__Problem statement__
Print, exactly as given, each line of the data from the line containing "Output the text content of this document." up to and including its last line.
◆ ◆ ◆ ◆ ◆ ◆ ◆
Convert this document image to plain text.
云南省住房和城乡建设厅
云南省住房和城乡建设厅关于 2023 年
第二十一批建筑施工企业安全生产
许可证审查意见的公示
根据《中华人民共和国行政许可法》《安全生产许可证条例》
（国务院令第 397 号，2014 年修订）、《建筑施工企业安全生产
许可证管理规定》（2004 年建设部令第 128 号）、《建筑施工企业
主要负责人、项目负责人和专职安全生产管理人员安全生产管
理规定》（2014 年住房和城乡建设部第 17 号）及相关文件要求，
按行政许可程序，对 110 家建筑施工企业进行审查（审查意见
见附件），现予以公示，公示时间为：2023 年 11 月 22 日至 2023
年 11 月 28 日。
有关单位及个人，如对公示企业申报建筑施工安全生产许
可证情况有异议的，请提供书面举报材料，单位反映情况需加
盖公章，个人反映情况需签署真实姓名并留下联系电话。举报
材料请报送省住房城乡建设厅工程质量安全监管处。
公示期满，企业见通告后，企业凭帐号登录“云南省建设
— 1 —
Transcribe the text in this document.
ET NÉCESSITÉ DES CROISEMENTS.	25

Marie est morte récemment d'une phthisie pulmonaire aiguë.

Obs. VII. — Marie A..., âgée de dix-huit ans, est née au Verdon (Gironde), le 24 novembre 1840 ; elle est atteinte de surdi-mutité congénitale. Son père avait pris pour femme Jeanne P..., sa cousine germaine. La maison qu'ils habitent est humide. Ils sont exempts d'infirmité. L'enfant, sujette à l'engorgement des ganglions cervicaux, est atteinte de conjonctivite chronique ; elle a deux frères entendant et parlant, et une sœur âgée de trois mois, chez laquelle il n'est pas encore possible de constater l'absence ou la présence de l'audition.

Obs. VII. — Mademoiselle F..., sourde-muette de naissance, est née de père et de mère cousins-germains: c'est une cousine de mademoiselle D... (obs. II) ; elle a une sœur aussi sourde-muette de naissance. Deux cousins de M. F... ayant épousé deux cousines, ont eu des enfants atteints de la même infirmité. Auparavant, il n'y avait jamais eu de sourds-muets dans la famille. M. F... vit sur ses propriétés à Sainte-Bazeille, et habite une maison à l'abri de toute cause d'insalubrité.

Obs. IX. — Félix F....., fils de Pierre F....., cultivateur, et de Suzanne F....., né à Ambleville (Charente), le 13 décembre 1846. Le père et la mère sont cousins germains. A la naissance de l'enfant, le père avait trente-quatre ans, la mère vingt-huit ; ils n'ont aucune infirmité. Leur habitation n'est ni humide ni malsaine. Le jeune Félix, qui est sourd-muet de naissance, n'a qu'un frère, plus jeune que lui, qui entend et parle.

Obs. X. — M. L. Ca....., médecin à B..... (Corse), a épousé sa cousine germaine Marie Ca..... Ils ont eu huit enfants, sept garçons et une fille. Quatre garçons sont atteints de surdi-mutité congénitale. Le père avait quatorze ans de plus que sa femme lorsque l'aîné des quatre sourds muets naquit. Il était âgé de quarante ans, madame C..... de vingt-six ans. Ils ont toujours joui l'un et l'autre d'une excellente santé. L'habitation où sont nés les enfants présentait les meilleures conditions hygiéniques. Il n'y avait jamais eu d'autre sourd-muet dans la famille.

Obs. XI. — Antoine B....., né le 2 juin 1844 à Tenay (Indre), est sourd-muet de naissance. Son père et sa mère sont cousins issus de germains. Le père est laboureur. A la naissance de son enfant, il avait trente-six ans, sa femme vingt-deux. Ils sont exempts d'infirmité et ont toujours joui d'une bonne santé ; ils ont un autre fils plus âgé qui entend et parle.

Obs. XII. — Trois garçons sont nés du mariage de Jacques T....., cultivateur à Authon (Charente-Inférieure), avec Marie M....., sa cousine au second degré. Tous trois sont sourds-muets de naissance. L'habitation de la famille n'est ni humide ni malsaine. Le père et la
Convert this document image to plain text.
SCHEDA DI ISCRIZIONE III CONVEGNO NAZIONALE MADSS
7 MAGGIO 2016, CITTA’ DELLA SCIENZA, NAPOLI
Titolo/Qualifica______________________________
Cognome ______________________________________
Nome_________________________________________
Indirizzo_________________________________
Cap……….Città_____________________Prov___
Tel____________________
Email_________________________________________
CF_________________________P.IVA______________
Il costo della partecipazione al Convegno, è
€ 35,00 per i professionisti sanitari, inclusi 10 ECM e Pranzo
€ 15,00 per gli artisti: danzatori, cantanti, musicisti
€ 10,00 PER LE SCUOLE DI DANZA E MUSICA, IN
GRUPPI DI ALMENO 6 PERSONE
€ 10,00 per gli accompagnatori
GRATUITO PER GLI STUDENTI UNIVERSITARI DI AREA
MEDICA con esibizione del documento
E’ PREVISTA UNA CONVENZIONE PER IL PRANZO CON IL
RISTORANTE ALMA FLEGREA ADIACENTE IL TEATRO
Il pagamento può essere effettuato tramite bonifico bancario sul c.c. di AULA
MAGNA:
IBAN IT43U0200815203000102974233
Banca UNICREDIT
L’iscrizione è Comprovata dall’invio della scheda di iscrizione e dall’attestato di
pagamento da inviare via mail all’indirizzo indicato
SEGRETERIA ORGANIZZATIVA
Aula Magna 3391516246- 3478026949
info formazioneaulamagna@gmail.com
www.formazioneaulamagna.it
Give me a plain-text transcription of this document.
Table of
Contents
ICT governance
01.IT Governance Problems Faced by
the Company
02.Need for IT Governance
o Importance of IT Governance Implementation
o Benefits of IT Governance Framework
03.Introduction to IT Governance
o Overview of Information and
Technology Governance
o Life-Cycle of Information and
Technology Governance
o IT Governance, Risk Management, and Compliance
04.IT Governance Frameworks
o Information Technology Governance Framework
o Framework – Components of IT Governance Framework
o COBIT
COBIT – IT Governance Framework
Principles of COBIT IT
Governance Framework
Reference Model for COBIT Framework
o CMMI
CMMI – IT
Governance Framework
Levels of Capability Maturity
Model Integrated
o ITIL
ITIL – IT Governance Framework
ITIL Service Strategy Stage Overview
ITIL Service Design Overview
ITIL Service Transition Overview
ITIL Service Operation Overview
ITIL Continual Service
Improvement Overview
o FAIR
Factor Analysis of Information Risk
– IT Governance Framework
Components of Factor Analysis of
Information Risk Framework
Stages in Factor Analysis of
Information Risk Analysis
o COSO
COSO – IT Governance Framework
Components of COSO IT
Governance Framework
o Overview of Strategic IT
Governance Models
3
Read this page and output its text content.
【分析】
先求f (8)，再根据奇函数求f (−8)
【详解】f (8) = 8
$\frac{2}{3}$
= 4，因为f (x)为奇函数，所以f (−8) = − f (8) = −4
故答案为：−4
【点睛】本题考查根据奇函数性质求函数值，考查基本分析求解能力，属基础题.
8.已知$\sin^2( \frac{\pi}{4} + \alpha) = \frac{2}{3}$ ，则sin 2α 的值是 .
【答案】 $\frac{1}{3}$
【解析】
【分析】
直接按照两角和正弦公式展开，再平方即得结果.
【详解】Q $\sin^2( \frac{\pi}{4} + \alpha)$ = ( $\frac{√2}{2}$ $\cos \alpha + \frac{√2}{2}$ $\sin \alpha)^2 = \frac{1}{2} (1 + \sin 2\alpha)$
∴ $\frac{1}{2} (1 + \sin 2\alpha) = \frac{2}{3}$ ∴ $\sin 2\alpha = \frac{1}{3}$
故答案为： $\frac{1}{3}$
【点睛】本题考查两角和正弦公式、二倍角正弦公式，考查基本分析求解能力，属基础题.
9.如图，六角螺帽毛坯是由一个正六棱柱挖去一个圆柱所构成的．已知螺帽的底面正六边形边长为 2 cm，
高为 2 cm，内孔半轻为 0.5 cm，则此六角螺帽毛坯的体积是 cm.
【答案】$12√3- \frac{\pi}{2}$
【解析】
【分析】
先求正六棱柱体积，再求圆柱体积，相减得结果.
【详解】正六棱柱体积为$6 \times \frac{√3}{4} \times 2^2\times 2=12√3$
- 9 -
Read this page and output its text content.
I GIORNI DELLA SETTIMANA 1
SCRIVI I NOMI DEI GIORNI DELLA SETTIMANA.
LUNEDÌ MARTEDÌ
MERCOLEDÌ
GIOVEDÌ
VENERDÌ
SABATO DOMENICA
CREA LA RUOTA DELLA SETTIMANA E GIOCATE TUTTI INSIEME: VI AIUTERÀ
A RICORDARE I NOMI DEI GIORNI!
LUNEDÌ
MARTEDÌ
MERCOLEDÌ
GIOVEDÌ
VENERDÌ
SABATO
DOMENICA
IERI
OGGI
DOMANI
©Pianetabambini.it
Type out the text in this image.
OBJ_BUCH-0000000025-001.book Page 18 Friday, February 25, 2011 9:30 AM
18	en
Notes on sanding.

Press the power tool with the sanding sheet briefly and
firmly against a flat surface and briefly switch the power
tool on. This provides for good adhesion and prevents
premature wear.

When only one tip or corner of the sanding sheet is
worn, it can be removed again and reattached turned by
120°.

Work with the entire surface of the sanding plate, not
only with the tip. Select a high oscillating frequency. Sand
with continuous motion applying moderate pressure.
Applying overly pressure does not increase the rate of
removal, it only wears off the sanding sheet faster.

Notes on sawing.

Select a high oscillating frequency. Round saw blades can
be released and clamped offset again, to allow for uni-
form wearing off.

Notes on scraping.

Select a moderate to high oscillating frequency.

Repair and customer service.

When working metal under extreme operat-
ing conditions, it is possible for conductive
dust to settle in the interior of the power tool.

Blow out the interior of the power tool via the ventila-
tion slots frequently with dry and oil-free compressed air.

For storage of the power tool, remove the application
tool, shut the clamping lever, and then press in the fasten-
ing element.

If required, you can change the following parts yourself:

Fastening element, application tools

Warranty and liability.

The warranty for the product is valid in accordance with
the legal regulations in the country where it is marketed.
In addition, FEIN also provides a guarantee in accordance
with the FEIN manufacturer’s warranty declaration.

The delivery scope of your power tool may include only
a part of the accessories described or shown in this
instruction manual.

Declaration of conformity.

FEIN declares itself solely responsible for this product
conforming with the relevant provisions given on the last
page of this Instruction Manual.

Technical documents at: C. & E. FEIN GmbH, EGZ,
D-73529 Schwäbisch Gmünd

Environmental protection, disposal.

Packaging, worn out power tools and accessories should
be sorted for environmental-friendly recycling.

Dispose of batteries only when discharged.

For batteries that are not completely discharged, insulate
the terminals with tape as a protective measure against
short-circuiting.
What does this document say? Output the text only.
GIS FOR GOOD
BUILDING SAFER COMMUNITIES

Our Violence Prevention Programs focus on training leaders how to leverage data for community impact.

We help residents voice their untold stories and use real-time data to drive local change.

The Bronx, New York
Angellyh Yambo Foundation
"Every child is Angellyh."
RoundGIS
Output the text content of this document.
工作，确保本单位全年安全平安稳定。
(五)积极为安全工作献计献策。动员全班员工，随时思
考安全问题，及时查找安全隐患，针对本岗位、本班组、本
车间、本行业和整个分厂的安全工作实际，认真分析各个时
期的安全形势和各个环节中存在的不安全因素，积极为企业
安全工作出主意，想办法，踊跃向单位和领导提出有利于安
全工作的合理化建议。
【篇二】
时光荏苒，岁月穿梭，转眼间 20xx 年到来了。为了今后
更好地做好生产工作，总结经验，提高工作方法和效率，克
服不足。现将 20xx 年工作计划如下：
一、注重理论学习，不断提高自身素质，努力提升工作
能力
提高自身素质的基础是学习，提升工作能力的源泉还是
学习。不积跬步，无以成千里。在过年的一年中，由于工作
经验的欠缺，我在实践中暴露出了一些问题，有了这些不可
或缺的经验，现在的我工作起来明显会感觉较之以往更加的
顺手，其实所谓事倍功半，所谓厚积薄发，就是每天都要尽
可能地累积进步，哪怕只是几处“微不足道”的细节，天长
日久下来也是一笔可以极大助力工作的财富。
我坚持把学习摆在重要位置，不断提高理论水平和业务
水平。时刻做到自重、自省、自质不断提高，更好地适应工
◆ ◆ ◆ ◆ ◆ ◆ ◆
__Correct output__
Output the text content of this document.
工作，确保本单位全年安全平安稳定。
(五)积极为安全工作献计献策。动员全班员工，随时思
考安全问题，及时查找安全隐患，针对本岗位、本班组、本
车间、本行业和整个分厂的安全工作实际，认真分析各个时
期的安全形势和各个环节中存在的不安全因素，积极为企业
安全工作出主意，想办法，踊跃向单位和领导提出有利于安
全工作的合理化建议。
【篇二】
时光荏苒，岁月穿梭，转眼间 20xx 年到来了。为了今后
更好地做好生产工作，总结经验，提高工作方法和效率，克
服不足。现将 20xx 年工作计划如下：
一、注重理论学习，不断提高自身素质，努力提升工作
能力
提高自身素质的基础是学习，提升工作能力的源泉还是
学习。不积跬步，无以成千里。在过年的一年中，由于工作
经验的欠缺，我在实践中暴露出了一些问题，有了这些不可
或缺的经验，现在的我工作起来明显会感觉较之以往更加的
顺手，其实所谓事倍功半，所谓厚积薄发，就是每天都要尽
可能地累积进步，哪怕只是几处“微不足道”的细节，天长
日久下来也是一笔可以极大助力工作的财富。
我坚持把学习摆在重要位置，不断提高理论水平和业务
水平。时刻做到自重、自省、自质不断提高，更好地适应工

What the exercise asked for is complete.